Data to process:
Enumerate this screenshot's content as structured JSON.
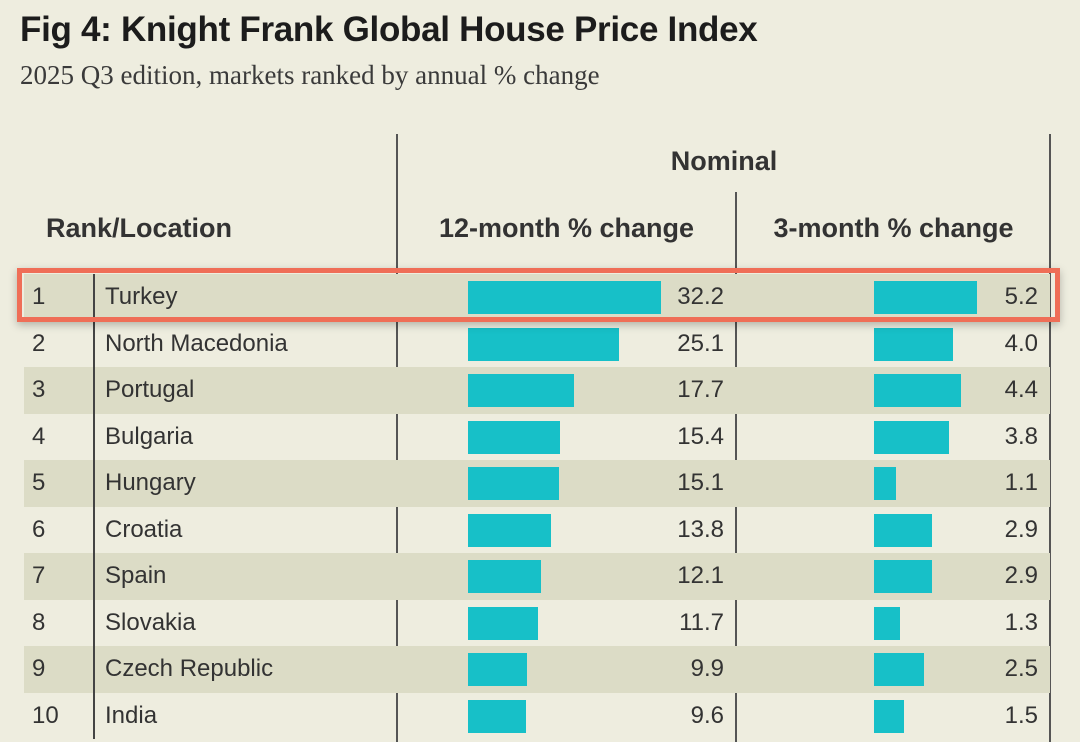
{
  "chart_data": {
    "type": "table",
    "title": "Fig 4: Knight Frank Global House Price Index",
    "subtitle": "2025 Q3 edition, markets ranked by annual % change",
    "group_header": "Nominal",
    "columns": [
      "Rank/Location",
      "12-month % change",
      "3-month % change"
    ],
    "rows": [
      {
        "rank": "1",
        "location": "Turkey",
        "change_12m": 32.2,
        "change_3m": 5.2
      },
      {
        "rank": "2",
        "location": "North Macedonia",
        "change_12m": 25.1,
        "change_3m": 4.0
      },
      {
        "rank": "3",
        "location": "Portugal",
        "change_12m": 17.7,
        "change_3m": 4.4
      },
      {
        "rank": "4",
        "location": "Bulgaria",
        "change_12m": 15.4,
        "change_3m": 3.8
      },
      {
        "rank": "5",
        "location": "Hungary",
        "change_12m": 15.1,
        "change_3m": 1.1
      },
      {
        "rank": "6",
        "location": "Croatia",
        "change_12m": 13.8,
        "change_3m": 2.9
      },
      {
        "rank": "7",
        "location": "Spain",
        "change_12m": 12.1,
        "change_3m": 2.9
      },
      {
        "rank": "8",
        "location": "Slovakia",
        "change_12m": 11.7,
        "change_3m": 1.3
      },
      {
        "rank": "9",
        "location": "Czech Republic",
        "change_12m": 9.9,
        "change_3m": 2.5
      },
      {
        "rank": "10",
        "location": "India",
        "change_12m": 9.6,
        "change_3m": 1.5
      }
    ],
    "highlighted_row": "1",
    "colors": {
      "bar": "#17c0c8",
      "highlight": "#ef6e57",
      "row_shade": "#dcdcc6",
      "background": "#eeeddf"
    }
  }
}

Objective: Omit the pictures, and quote the material above exactly as given.

Response below:
Enumerate this screenshot's content as structured JSON.
{
  "chart_data": {
    "type": "table",
    "title": "Fig 4: Knight Frank Global House Price Index",
    "subtitle": "2025 Q3 edition, markets ranked by annual % change",
    "group_header": "Nominal",
    "columns": [
      "Rank/Location",
      "12-month % change",
      "3-month % change"
    ],
    "rows": [
      {
        "rank": "1",
        "location": "Turkey",
        "change_12m": 32.2,
        "change_3m": 5.2
      },
      {
        "rank": "2",
        "location": "North Macedonia",
        "change_12m": 25.1,
        "change_3m": 4.0
      },
      {
        "rank": "3",
        "location": "Portugal",
        "change_12m": 17.7,
        "change_3m": 4.4
      },
      {
        "rank": "4",
        "location": "Bulgaria",
        "change_12m": 15.4,
        "change_3m": 3.8
      },
      {
        "rank": "5",
        "location": "Hungary",
        "change_12m": 15.1,
        "change_3m": 1.1
      },
      {
        "rank": "6",
        "location": "Croatia",
        "change_12m": 13.8,
        "change_3m": 2.9
      },
      {
        "rank": "7",
        "location": "Spain",
        "change_12m": 12.1,
        "change_3m": 2.9
      },
      {
        "rank": "8",
        "location": "Slovakia",
        "change_12m": 11.7,
        "change_3m": 1.3
      },
      {
        "rank": "9",
        "location": "Czech Republic",
        "change_12m": 9.9,
        "change_3m": 2.5
      },
      {
        "rank": "10",
        "location": "India",
        "change_12m": 9.6,
        "change_3m": 1.5
      }
    ],
    "highlighted_row": "1",
    "colors": {
      "bar": "#17c0c8",
      "highlight": "#ef6e57",
      "row_shade": "#dcdcc6",
      "background": "#eeeddf"
    }
  }
}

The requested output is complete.